MATERIAL SUPPLIED:
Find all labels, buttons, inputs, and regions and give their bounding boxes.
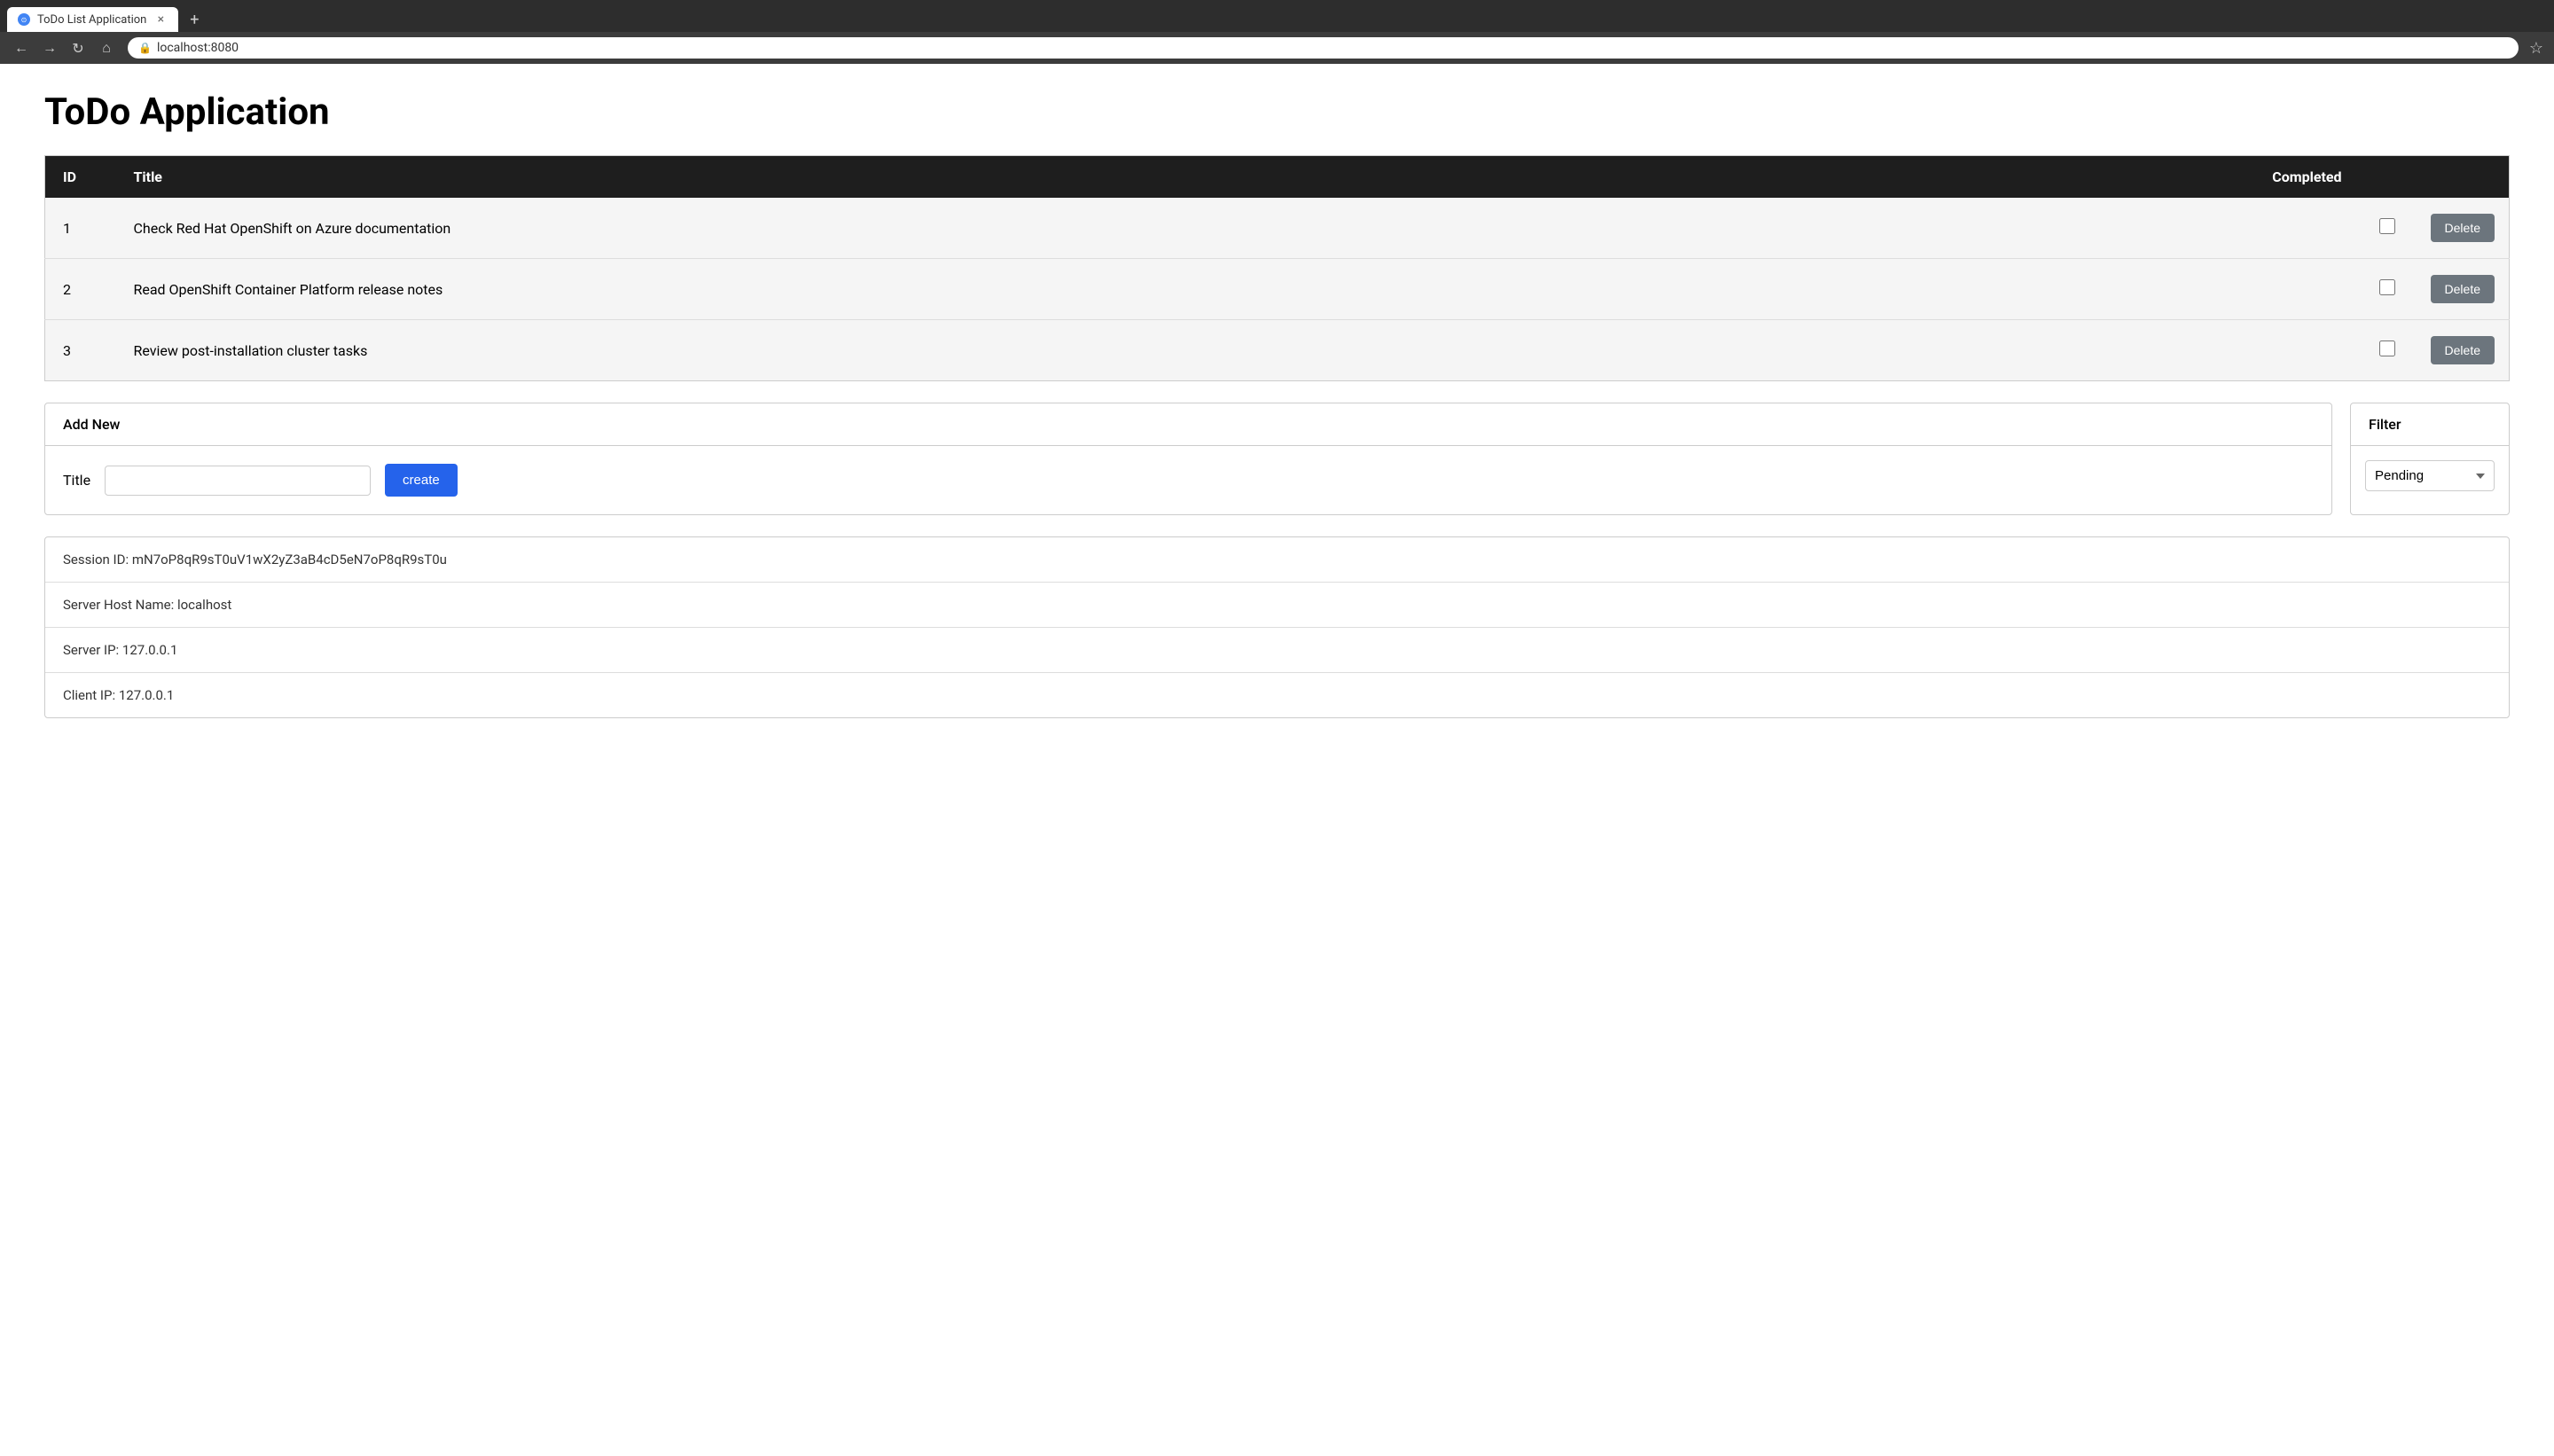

---

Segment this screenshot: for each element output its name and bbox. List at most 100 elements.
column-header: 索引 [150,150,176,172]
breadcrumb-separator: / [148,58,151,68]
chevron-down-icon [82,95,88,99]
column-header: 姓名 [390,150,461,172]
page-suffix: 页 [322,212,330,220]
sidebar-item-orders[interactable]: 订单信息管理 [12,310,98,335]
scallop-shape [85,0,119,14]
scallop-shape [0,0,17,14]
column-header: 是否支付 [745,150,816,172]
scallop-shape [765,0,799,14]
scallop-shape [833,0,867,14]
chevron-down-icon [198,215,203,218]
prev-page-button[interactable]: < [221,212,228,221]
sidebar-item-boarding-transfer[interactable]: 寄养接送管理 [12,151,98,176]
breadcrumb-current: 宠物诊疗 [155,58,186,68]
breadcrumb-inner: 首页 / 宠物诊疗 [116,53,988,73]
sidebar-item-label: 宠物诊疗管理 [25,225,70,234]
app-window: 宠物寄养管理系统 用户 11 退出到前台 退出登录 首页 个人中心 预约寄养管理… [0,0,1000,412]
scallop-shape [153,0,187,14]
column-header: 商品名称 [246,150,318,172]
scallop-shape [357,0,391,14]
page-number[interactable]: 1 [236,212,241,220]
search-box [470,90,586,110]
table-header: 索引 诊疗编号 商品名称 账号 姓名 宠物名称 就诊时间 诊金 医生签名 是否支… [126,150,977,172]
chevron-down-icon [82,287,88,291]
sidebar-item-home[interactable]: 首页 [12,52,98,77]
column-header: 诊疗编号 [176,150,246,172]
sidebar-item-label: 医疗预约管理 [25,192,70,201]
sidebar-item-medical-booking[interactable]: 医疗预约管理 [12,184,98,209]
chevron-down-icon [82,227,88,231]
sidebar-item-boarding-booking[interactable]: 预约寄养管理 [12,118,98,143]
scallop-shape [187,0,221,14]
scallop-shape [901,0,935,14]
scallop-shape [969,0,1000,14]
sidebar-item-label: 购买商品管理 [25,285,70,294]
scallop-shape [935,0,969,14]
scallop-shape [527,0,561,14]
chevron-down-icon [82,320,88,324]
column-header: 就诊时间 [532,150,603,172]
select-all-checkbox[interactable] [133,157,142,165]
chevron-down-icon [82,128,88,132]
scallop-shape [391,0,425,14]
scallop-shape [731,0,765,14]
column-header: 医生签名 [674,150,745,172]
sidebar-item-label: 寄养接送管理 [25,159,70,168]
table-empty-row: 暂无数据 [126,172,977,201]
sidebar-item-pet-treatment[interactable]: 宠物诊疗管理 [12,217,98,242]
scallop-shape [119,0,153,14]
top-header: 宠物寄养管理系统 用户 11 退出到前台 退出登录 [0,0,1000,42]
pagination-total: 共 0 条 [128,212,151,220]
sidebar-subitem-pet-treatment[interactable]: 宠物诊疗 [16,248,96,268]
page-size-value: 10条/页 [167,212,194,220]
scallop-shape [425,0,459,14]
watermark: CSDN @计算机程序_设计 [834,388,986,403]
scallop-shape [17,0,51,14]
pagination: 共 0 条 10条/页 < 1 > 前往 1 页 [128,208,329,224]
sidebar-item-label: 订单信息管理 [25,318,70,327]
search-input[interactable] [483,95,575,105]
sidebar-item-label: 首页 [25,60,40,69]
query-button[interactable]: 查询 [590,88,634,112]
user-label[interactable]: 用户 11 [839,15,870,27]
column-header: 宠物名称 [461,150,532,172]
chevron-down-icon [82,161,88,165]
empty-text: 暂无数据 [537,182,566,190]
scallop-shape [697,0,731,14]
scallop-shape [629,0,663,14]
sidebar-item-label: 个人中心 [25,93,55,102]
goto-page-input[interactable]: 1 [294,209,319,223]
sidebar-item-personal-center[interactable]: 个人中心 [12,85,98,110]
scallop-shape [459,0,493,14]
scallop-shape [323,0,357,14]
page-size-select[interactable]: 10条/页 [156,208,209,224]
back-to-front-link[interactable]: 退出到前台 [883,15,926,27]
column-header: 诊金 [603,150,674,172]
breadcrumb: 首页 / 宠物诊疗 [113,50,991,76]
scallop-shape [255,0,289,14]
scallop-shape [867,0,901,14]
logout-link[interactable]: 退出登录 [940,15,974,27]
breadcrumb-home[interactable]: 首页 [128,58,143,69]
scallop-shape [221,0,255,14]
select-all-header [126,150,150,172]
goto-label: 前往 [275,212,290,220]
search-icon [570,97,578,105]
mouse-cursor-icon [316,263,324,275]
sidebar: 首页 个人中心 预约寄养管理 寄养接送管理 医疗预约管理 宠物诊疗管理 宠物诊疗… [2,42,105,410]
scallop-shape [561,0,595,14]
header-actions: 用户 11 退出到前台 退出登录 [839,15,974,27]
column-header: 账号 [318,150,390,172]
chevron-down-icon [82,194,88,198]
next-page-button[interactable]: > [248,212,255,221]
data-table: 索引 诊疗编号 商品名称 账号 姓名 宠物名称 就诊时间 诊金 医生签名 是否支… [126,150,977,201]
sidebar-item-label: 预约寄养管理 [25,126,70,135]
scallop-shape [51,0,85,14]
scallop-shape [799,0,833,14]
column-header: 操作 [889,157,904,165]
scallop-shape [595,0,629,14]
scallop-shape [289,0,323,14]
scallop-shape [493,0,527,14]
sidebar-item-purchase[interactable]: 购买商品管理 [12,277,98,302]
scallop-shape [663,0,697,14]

==

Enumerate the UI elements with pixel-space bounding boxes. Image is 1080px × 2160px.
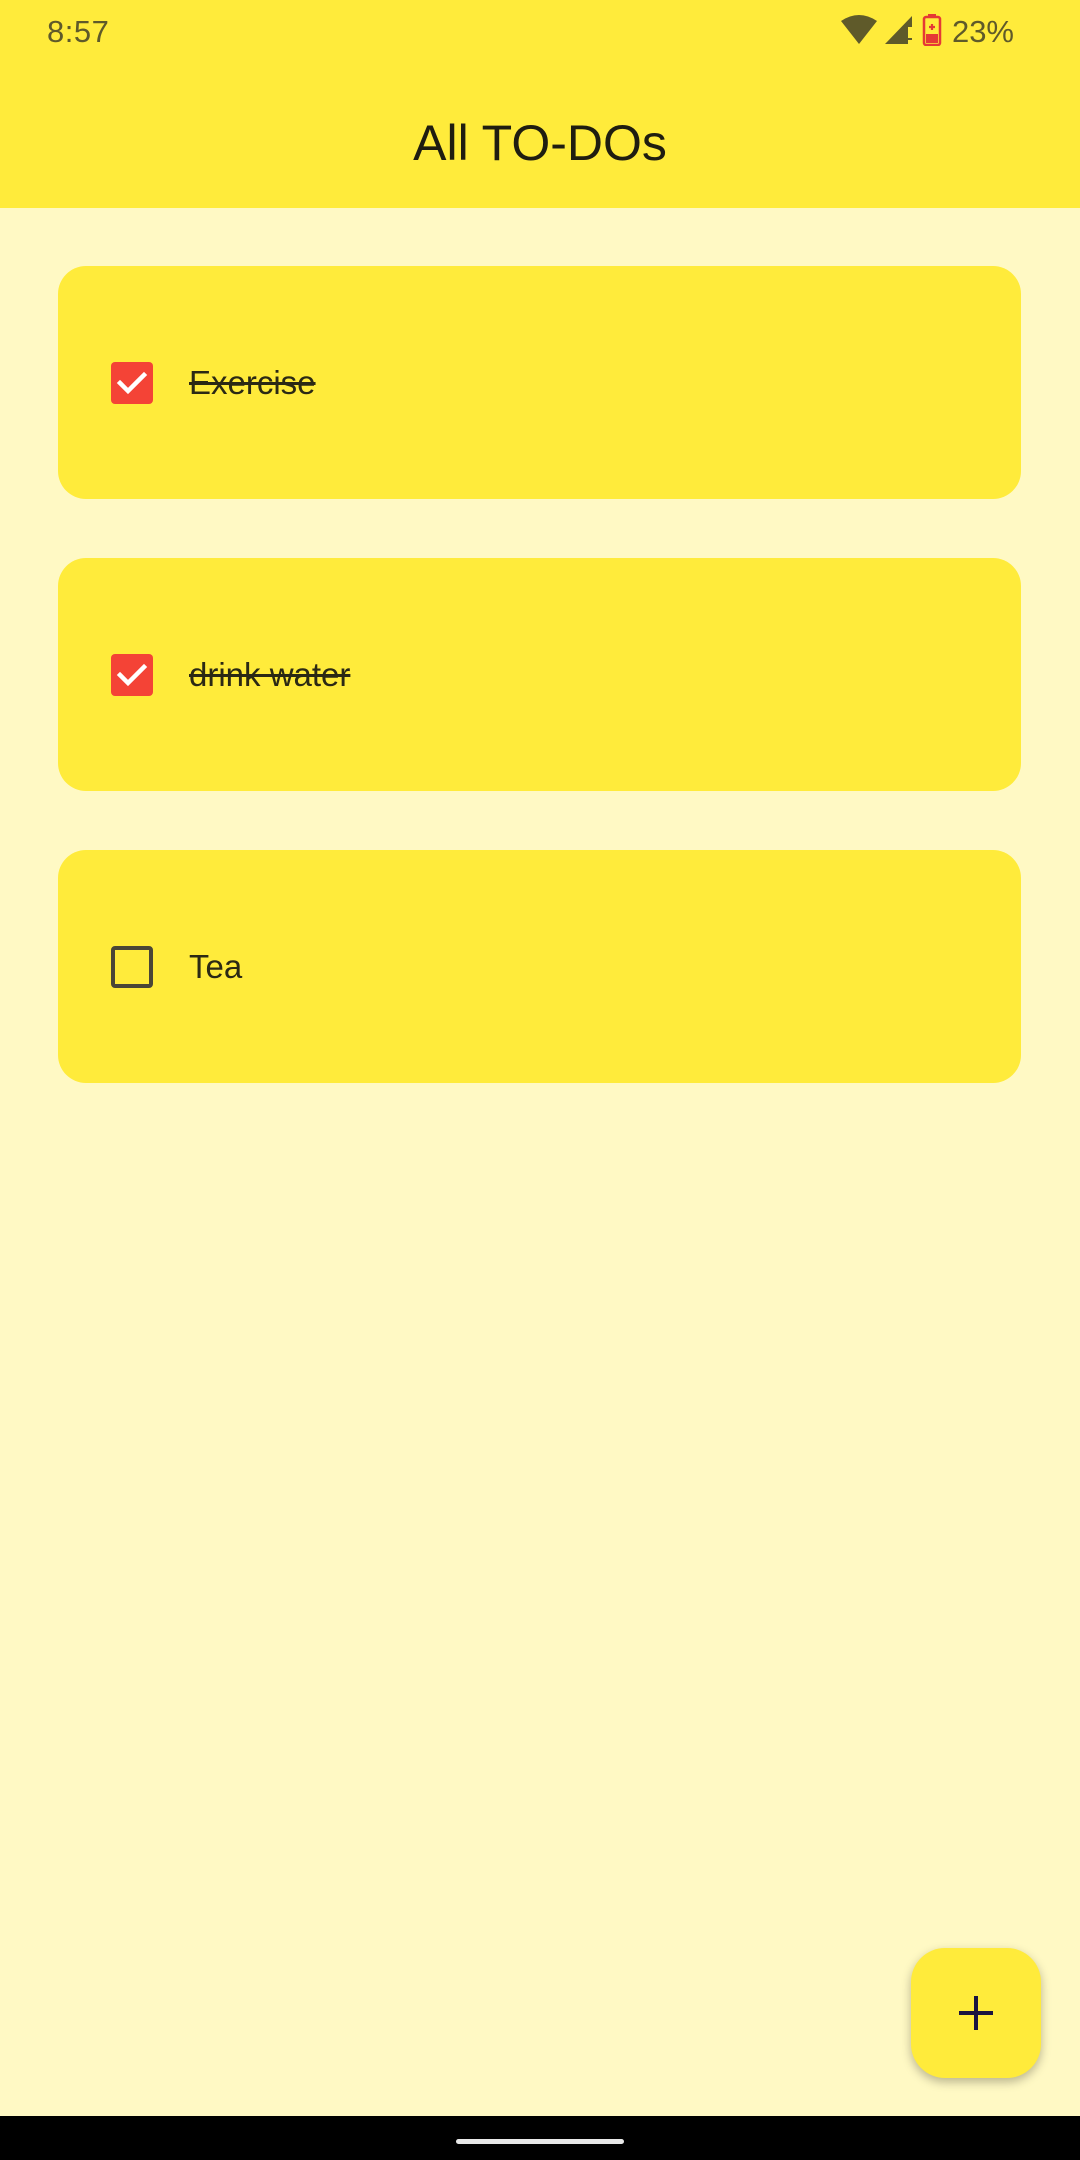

EXERCISE DESCRIPTION: Reproduce the records from the line with "Segment this screenshot: for" up to and including the line with "scallop-shape [765,0,799,14]", with no changes.

REPLY:
Segment this screenshot: for each element output its name and bbox. List at most 100 elements.
column-header: 索引 [150,150,176,172]
breadcrumb-separator: / [148,58,151,68]
chevron-down-icon [82,95,88,99]
column-header: 姓名 [390,150,461,172]
page-suffix: 页 [322,212,330,220]
sidebar-item-orders[interactable]: 订单信息管理 [12,310,98,335]
scallop-shape [85,0,119,14]
scallop-shape [0,0,17,14]
column-header: 是否支付 [745,150,816,172]
scallop-shape [765,0,799,14]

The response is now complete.